EXTRACTED RECORDS:
☆ ☆ ☆ ☆ ☆ ☆ ☆
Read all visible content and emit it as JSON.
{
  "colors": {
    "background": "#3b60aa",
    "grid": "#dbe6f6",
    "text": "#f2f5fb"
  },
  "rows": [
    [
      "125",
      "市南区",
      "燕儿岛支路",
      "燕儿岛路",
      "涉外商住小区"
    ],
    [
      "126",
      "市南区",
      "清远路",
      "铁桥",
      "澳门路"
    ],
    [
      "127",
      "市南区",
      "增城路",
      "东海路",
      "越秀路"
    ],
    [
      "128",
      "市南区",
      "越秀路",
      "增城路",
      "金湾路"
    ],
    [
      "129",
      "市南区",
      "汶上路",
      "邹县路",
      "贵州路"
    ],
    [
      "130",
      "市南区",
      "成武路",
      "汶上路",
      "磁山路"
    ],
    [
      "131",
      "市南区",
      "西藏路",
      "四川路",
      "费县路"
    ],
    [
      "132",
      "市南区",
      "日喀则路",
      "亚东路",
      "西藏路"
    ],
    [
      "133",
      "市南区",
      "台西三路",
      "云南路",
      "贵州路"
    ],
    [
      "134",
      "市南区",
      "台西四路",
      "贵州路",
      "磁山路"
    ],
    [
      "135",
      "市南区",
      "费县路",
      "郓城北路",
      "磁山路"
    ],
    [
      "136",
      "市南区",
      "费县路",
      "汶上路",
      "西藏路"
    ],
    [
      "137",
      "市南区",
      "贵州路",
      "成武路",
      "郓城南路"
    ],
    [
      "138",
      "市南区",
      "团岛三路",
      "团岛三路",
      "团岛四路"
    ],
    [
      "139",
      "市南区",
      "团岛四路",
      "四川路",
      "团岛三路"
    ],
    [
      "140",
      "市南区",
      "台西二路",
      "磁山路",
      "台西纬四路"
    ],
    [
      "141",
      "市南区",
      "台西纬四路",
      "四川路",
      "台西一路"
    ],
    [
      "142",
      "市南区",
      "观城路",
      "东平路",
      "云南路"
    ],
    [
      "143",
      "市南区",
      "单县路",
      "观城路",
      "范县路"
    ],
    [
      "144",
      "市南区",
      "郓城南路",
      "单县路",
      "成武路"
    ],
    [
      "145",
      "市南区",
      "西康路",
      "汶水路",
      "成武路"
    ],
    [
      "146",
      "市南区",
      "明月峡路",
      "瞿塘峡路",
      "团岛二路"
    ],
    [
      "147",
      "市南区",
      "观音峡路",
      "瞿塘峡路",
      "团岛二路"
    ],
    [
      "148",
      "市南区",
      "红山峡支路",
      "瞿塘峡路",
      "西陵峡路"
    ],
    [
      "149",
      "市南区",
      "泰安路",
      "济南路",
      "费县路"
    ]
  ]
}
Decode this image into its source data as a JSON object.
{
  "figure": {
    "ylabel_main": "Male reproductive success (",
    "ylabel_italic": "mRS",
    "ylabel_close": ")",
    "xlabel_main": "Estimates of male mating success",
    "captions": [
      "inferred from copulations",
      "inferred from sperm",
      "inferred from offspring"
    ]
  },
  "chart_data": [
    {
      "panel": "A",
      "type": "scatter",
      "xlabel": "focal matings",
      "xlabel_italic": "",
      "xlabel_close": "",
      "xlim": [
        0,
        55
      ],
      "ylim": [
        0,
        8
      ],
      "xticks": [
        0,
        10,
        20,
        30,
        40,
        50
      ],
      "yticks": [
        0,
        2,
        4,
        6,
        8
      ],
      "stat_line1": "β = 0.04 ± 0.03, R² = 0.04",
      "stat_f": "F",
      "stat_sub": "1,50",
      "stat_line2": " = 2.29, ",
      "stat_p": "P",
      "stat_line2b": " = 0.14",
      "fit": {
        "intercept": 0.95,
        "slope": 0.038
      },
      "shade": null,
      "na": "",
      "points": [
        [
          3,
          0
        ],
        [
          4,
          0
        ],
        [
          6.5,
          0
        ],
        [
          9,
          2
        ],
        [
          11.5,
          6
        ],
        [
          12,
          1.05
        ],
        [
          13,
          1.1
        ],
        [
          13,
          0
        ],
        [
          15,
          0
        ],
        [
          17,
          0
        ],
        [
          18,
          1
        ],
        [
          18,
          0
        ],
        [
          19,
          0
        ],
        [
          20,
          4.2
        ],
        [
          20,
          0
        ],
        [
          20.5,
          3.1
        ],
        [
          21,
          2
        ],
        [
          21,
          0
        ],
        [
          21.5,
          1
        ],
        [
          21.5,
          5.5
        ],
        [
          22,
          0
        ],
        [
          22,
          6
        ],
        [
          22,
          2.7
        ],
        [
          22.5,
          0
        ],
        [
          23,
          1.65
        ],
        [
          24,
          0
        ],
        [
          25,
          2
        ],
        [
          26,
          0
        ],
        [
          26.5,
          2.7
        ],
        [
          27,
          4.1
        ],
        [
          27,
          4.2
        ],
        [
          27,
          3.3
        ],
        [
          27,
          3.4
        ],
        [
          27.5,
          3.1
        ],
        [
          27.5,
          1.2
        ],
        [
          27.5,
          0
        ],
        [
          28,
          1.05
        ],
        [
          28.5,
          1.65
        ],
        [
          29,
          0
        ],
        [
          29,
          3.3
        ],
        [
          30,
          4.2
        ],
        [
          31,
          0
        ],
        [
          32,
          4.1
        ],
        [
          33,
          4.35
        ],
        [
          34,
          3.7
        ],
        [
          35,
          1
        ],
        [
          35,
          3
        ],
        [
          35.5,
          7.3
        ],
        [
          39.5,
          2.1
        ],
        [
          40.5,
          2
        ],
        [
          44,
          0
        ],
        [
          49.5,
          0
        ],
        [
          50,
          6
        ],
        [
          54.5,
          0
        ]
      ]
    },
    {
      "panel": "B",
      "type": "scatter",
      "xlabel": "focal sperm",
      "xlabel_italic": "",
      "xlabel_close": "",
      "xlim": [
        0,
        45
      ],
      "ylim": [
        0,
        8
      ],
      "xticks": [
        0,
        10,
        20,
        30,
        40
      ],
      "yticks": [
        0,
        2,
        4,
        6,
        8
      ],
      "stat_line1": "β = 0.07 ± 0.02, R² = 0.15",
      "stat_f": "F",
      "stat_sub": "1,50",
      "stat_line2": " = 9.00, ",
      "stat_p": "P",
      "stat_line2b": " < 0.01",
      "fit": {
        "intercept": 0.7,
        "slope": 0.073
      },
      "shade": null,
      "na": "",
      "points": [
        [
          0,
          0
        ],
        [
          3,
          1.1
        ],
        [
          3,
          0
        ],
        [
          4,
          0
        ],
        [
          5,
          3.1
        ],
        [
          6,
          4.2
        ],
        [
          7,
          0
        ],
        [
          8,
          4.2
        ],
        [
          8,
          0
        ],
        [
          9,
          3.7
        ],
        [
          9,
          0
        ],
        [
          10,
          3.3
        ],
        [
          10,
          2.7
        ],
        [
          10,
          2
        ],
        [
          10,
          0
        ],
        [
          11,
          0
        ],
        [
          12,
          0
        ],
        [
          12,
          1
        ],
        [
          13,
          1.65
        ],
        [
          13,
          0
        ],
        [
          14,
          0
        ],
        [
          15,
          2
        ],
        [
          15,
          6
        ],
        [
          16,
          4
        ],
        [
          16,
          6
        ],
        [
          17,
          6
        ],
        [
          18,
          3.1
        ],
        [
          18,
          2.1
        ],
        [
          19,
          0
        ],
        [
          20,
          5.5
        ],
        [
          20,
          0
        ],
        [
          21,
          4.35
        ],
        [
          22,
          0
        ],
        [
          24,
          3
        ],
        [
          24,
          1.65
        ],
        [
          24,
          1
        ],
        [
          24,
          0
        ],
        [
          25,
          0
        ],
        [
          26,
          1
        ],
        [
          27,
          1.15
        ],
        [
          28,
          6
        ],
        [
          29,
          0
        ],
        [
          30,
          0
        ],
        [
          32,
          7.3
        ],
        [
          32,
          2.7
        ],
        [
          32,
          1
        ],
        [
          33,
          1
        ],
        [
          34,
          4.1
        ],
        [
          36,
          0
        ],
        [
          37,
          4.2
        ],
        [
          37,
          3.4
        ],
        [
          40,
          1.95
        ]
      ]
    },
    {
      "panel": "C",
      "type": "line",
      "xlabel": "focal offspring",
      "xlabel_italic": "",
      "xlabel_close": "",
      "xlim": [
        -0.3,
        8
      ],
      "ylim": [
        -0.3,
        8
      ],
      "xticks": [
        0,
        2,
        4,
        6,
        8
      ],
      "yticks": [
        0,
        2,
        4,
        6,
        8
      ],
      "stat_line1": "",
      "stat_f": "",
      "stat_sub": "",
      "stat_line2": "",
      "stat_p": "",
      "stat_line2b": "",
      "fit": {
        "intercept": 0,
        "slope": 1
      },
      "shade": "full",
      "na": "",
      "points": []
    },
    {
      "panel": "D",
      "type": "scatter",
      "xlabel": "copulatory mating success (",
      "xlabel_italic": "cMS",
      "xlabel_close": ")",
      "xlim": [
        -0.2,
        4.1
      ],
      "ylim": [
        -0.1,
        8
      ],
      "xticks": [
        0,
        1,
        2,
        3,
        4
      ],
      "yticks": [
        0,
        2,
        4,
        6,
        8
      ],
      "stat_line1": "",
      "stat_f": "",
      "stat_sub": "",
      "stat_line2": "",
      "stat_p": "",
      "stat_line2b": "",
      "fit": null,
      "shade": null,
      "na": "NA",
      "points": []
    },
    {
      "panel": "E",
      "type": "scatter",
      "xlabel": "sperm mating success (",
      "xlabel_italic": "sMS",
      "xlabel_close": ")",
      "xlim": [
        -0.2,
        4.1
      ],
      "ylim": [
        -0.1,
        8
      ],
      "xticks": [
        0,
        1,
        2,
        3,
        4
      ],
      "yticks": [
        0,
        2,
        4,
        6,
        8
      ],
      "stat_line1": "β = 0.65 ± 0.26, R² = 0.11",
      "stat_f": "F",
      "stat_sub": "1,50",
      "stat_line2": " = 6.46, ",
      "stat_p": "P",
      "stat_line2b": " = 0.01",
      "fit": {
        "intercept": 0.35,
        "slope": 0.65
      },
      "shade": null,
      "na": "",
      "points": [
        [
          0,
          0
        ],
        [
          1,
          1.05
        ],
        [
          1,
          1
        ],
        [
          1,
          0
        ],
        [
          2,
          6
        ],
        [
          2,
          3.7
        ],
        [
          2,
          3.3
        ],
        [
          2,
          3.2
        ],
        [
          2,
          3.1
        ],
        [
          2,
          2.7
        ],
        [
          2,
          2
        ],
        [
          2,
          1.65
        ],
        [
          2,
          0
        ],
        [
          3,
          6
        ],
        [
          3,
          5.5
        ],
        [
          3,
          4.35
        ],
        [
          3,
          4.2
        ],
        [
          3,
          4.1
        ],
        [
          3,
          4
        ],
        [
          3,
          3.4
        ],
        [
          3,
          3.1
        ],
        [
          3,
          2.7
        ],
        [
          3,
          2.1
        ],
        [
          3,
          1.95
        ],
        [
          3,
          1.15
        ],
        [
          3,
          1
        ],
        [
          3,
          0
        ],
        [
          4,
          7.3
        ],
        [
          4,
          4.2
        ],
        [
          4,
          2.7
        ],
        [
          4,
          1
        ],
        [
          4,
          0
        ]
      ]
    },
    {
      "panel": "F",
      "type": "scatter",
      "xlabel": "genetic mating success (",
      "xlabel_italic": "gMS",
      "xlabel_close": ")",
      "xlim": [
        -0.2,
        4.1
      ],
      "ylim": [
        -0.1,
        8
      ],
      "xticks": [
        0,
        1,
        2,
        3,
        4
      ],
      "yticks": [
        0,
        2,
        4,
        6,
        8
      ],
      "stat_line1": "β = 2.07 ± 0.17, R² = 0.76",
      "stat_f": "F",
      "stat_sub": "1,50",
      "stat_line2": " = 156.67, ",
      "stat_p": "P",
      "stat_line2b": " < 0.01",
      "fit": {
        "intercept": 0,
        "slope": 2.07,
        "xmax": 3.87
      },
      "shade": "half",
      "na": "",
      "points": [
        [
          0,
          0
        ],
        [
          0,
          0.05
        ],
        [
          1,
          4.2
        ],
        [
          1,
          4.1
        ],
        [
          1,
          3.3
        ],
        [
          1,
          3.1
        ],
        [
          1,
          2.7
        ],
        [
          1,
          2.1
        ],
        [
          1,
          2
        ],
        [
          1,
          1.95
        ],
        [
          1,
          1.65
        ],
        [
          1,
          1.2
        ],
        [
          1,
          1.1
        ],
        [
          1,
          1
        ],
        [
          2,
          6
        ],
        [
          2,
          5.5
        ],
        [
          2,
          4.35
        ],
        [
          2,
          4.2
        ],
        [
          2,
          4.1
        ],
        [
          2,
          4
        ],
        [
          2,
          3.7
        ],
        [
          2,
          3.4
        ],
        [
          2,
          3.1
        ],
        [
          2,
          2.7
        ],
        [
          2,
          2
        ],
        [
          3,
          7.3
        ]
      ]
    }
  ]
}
☆ ☆ ☆ ☆ ☆ ☆ ☆
REQUIREMENTS: Give the count of lines in the data shown above that contain "success", and nothing else.

ANSWER TO THE EXERCISE: 5